§ **Given data**
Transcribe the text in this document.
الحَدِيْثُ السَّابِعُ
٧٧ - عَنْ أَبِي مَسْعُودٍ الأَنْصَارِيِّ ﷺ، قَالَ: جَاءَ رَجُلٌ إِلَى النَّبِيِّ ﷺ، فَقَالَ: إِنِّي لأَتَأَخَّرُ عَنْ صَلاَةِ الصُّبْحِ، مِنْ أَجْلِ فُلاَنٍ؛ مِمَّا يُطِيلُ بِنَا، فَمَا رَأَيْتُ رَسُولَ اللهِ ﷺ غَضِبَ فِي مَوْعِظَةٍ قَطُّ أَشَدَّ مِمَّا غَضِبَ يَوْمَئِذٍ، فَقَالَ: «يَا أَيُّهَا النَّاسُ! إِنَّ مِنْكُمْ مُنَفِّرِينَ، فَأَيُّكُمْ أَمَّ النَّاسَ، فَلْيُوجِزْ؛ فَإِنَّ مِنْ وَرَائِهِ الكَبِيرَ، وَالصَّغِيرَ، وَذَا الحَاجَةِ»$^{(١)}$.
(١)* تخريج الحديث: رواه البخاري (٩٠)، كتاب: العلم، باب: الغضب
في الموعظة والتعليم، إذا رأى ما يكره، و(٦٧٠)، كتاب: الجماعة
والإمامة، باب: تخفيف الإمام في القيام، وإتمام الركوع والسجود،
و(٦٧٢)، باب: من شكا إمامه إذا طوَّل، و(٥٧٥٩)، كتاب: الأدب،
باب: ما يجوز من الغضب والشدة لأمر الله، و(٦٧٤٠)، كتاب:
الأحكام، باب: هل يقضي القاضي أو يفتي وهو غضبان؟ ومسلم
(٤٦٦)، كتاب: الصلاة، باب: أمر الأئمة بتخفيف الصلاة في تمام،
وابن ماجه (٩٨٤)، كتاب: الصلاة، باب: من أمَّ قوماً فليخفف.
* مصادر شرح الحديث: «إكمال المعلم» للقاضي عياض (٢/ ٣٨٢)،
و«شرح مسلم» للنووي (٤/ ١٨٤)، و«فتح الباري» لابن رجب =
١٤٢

§ **What is needed**
Set down every record above exactly as given.

§ **Complete answer**
Transcribe the text in this document.
الحَدِيْثُ السَّابِعُ
٧٧ - عَنْ أَبِي مَسْعُودٍ الأَنْصَارِيِّ ﷺ، قَالَ: جَاءَ رَجُلٌ إِلَى النَّبِيِّ ﷺ، فَقَالَ: إِنِّي لأَتَأَخَّرُ عَنْ صَلاَةِ الصُّبْحِ، مِنْ أَجْلِ فُلاَنٍ؛ مِمَّا يُطِيلُ بِنَا، فَمَا رَأَيْتُ رَسُولَ اللهِ ﷺ غَضِبَ فِي مَوْعِظَةٍ قَطُّ أَشَدَّ مِمَّا غَضِبَ يَوْمَئِذٍ، فَقَالَ: «يَا أَيُّهَا النَّاسُ! إِنَّ مِنْكُمْ مُنَفِّرِينَ، فَأَيُّكُمْ أَمَّ النَّاسَ، فَلْيُوجِزْ؛ فَإِنَّ مِنْ وَرَائِهِ الكَبِيرَ، وَالصَّغِيرَ، وَذَا الحَاجَةِ»$^{(١)}$.
(١)* تخريج الحديث: رواه البخاري (٩٠)، كتاب: العلم، باب: الغضب
في الموعظة والتعليم، إذا رأى ما يكره، و(٦٧٠)، كتاب: الجماعة
والإمامة، باب: تخفيف الإمام في القيام، وإتمام الركوع والسجود،
و(٦٧٢)، باب: من شكا إمامه إذا طوَّل، و(٥٧٥٩)، كتاب: الأدب،
باب: ما يجوز من الغضب والشدة لأمر الله، و(٦٧٤٠)، كتاب:
الأحكام، باب: هل يقضي القاضي أو يفتي وهو غضبان؟ ومسلم
(٤٦٦)، كتاب: الصلاة، باب: أمر الأئمة بتخفيف الصلاة في تمام،
وابن ماجه (٩٨٤)، كتاب: الصلاة، باب: من أمَّ قوماً فليخفف.
* مصادر شرح الحديث: «إكمال المعلم» للقاضي عياض (٢/ ٣٨٢)،
و«شرح مسلم» للنووي (٤/ ١٨٤)، و«فتح الباري» لابن رجب =
١٤٢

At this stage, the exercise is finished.